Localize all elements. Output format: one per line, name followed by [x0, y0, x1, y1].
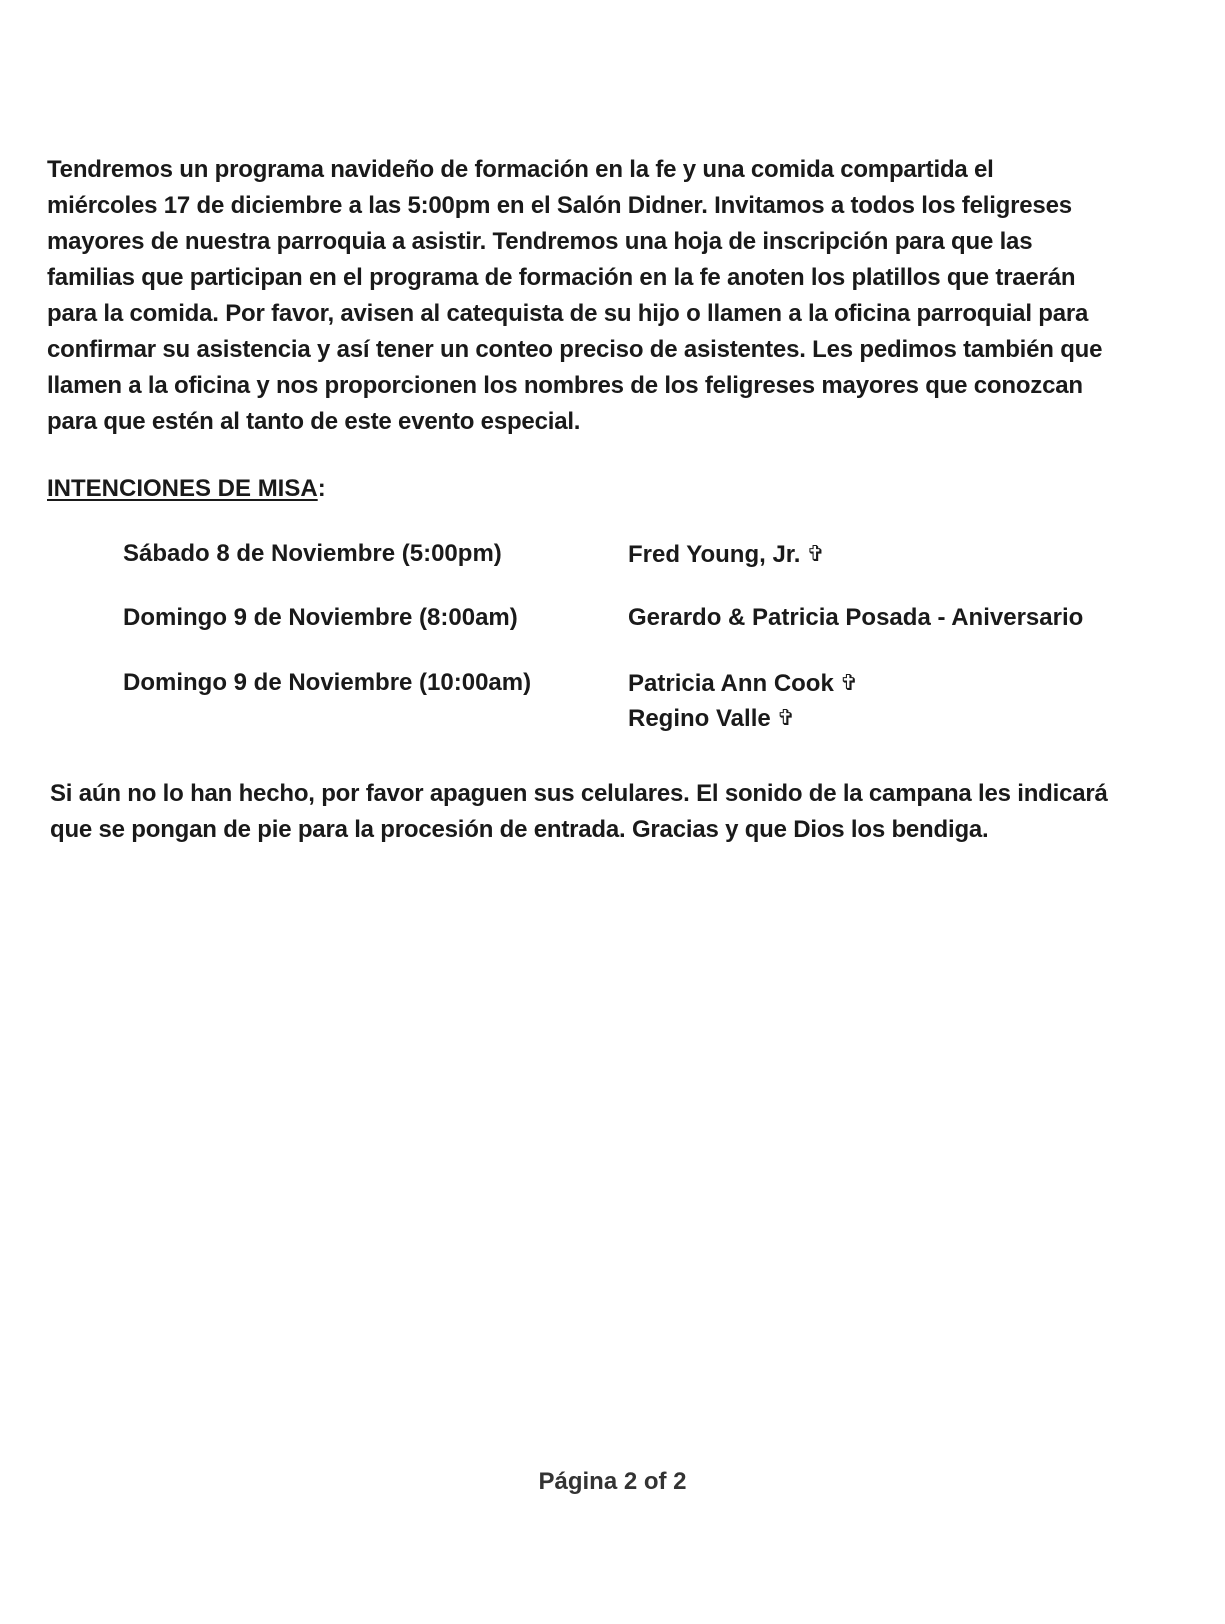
mass-intentions-heading [47, 473, 326, 505]
paragraph-line: para que estén al tanto de este evento especial. [47, 408, 581, 435]
cross-icon: ✞ [839, 670, 859, 695]
intention-name [628, 537, 825, 572]
paragraph-line: miércoles 17 de diciembre a las 5:00pm en el Salón Didner. Invitamos a todos los feligreses [47, 192, 1072, 219]
intention-name [628, 701, 858, 736]
name-text: Patricia Ann Cook [628, 670, 834, 697]
paragraph-line: mayores de nuestra parroquia a asistir. Tendremos una hoja de inscripción para que las [47, 228, 1033, 255]
page-number: Página 2 of 2 [538, 1468, 687, 1495]
intention-names [628, 666, 858, 736]
mass-time: Domingo 9 de Noviembre (8:00am) [123, 604, 518, 631]
paragraph-line: llamen a la oficina y nos proporcionen los nombres de los feligreses mayores que conozcan [47, 372, 1083, 399]
heading-colon: : [317, 475, 326, 502]
cross-icon: ✞ [806, 541, 825, 566]
mass-time: Sábado 8 de Noviembre (5:00pm) [123, 540, 502, 567]
intention-names [628, 537, 825, 572]
name-text: Fred Young, Jr. [628, 541, 801, 568]
closing-paragraph [50, 776, 1160, 848]
paragraph-line: para la comida. Por favor, avisen al catequista de su hijo o llamen a la oficina parroquial para [47, 300, 1089, 327]
cross-icon: ✞ [776, 705, 796, 730]
heading-text: INTENCIONES DE MISA [47, 475, 318, 502]
paragraph-line: confirmar su asistencia y así tener un conteo preciso de asistentes. Les pedimos también que [47, 336, 1103, 363]
paragraph-line: familias que participan en el programa de formación en la fe anoten los platillos que traerán [47, 264, 1076, 291]
paragraph-line: Si aún no lo han hecho, por favor apaguen sus celulares. El sonido de la campana les indicará [50, 780, 1108, 807]
paragraph-line: Tendremos un programa navideño de formación en la fe y una comida compartida el [47, 156, 994, 183]
mass-time: Domingo 9 de Noviembre (10:00am) [123, 669, 532, 696]
name-text: Gerardo & Patricia Posada - Aniversario [628, 604, 1084, 631]
intention-name [628, 601, 1083, 635]
intention-names [628, 601, 1083, 635]
name-text: Regino Valle [628, 705, 771, 732]
christmas-program-paragraph [47, 152, 1157, 440]
intention-name [628, 666, 858, 701]
paragraph-line: que se pongan de pie para la procesión de entrada. Gracias y que Dios los bendiga. [50, 816, 989, 843]
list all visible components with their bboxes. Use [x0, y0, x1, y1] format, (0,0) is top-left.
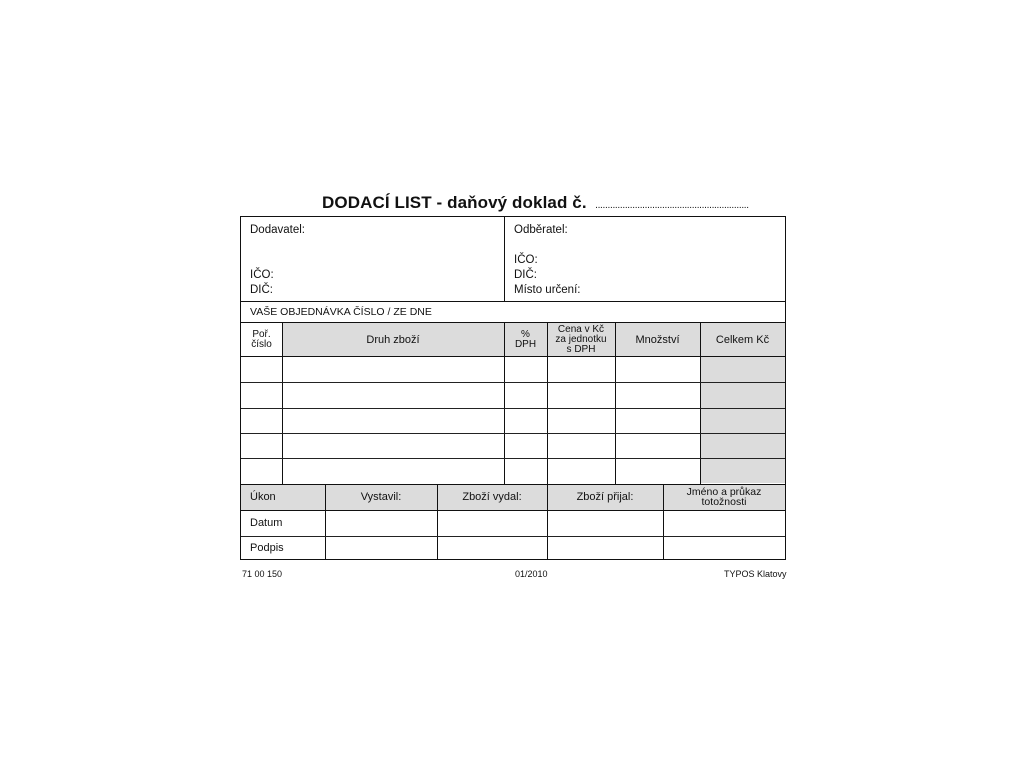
- items-header-goods: Druh zboží: [366, 333, 420, 346]
- form-code: 71 00 150: [242, 569, 283, 579]
- customer-dic-label: DIČ:: [514, 269, 537, 281]
- supplier-ico-label: IČO:: [250, 269, 274, 281]
- sig-header-name-id: Jméno a průkaz totožnosti: [686, 486, 762, 508]
- party-bottom-line: [241, 301, 785, 302]
- form-publisher: TYPOS Klatovy: [724, 569, 787, 579]
- supplier-label: Dodavatel:: [250, 224, 305, 236]
- items-row-line-4: [241, 458, 785, 459]
- sig-header-bottom-line: [241, 510, 785, 511]
- sig-header-goods-issued: Zboží vydal:: [462, 491, 522, 503]
- items-header-order-no: Poř. číslo: [251, 328, 272, 350]
- total-column-shade: [701, 356, 785, 483]
- customer-ico-label: IČO:: [514, 254, 538, 266]
- sig-header-issued-by: Vystavil:: [360, 491, 402, 503]
- form-title-row: [322, 193, 749, 213]
- items-header-total: Celkem Kč: [715, 333, 770, 346]
- customer-destination-label: Místo určení:: [514, 284, 581, 296]
- items-row-line-2: [241, 408, 785, 409]
- order-number-label: VAŠE OBJEDNÁVKA ČÍSLO / ZE DNE: [250, 306, 432, 318]
- items-row-line-3: [241, 433, 785, 434]
- sig-header-goods-received: Zboží přijal:: [576, 491, 634, 503]
- items-header-bottom-line: [241, 356, 785, 357]
- items-header-quantity: Množství: [635, 333, 680, 346]
- items-header-vat: % DPH: [514, 328, 537, 350]
- sig-row-date: Datum: [250, 517, 283, 529]
- customer-label: Odběratel:: [514, 224, 568, 236]
- form-date: 01/2010: [515, 569, 548, 579]
- sig-header-action: Úkon: [250, 491, 276, 503]
- items-row-line-1: [241, 382, 785, 383]
- supplier-dic-label: DIČ:: [250, 284, 273, 296]
- sig-row-line: [241, 536, 785, 537]
- document-number-blank: ..............................................................: [595, 200, 749, 211]
- party-divider: [504, 217, 505, 301]
- items-header-unit-price: Cena v Kč za jednotku s DPH: [555, 323, 607, 355]
- form-title: DODACÍ LIST - daňový doklad č.: [322, 193, 587, 212]
- delivery-note-form: [240, 216, 786, 560]
- sig-row-signature: Podpis: [250, 542, 284, 554]
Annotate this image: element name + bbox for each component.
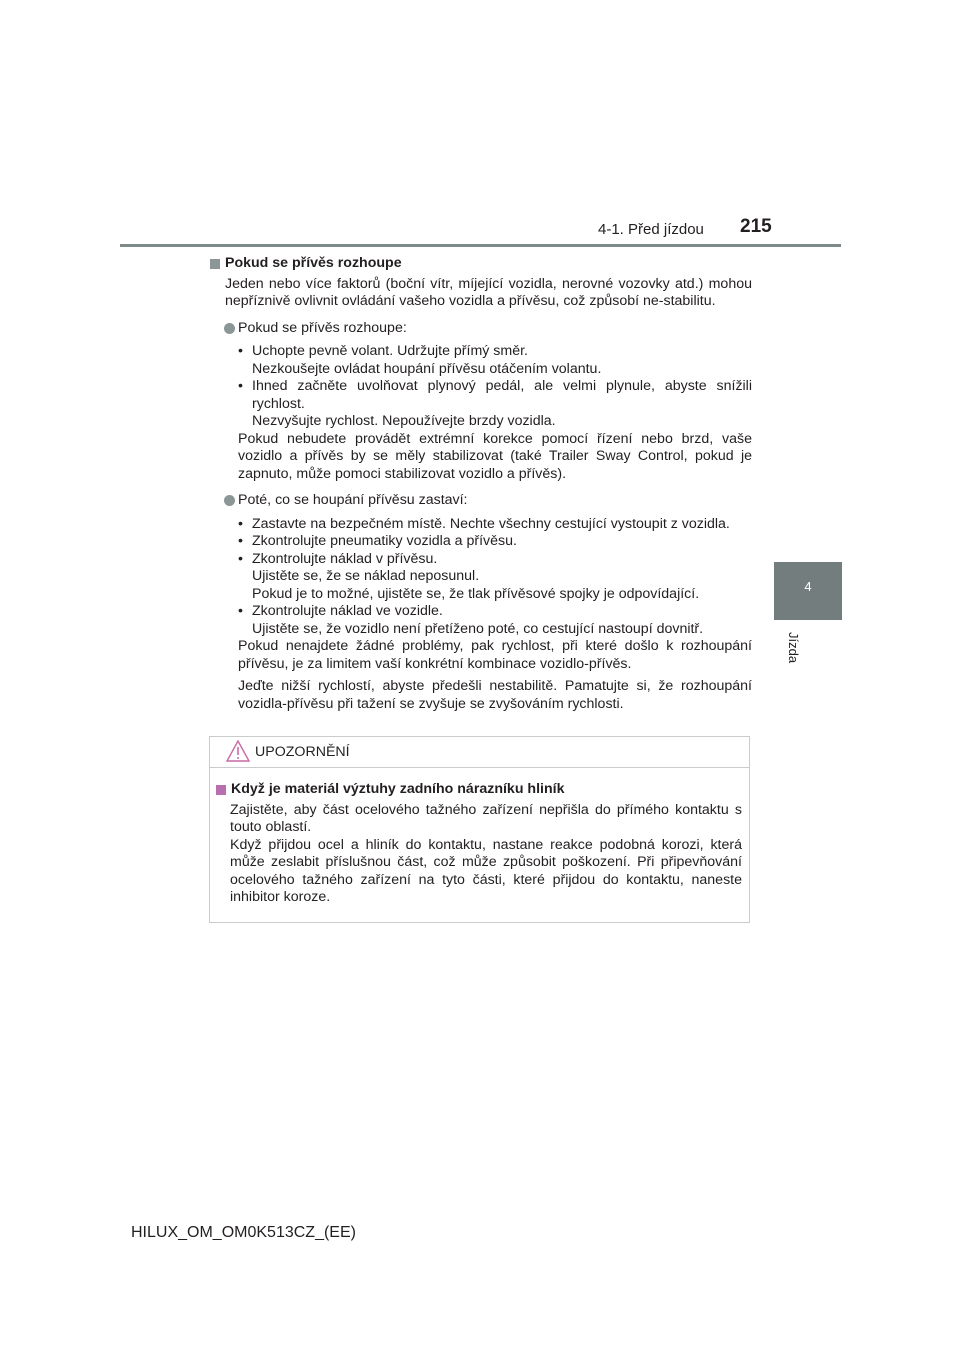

▬▬▬▬▬▬

Task to complete:
Repeat the items above word for word, starting with the line that contains "mass-intentions-heading [47, 473, 326, 505]" and continuing through the line that contains "closing-paragraph [50, 776, 1160, 848]", including both of those lines.

Finished task:
mass-intentions-heading [47, 473, 326, 505]
paragraph-line: para que estén al tanto de este evento especial. [47, 408, 581, 435]
cross-icon: ✞ [839, 670, 859, 695]
intention-name [628, 537, 825, 572]
paragraph-line: miércoles 17 de diciembre a las 5:00pm en el Salón Didner. Invitamos a todos los feligreses [47, 192, 1072, 219]
intention-name [628, 701, 858, 736]
name-text: Patricia Ann Cook [628, 670, 834, 697]
paragraph-line: mayores de nuestra parroquia a asistir. Tendremos una hoja de inscripción para que las [47, 228, 1033, 255]
page-number: Página 2 of 2 [538, 1468, 687, 1495]
intention-names [628, 666, 858, 736]
mass-time: Domingo 9 de Noviembre (8:00am) [123, 604, 518, 631]
paragraph-line: llamen a la oficina y nos proporcionen los nombres de los feligreses mayores que conozcan [47, 372, 1083, 399]
heading-colon: : [317, 475, 326, 502]
cross-icon: ✞ [806, 541, 825, 566]
mass-time: Sábado 8 de Noviembre (5:00pm) [123, 540, 502, 567]
intention-names [628, 537, 825, 572]
name-text: Fred Young, Jr. [628, 541, 801, 568]
closing-paragraph [50, 776, 1160, 848]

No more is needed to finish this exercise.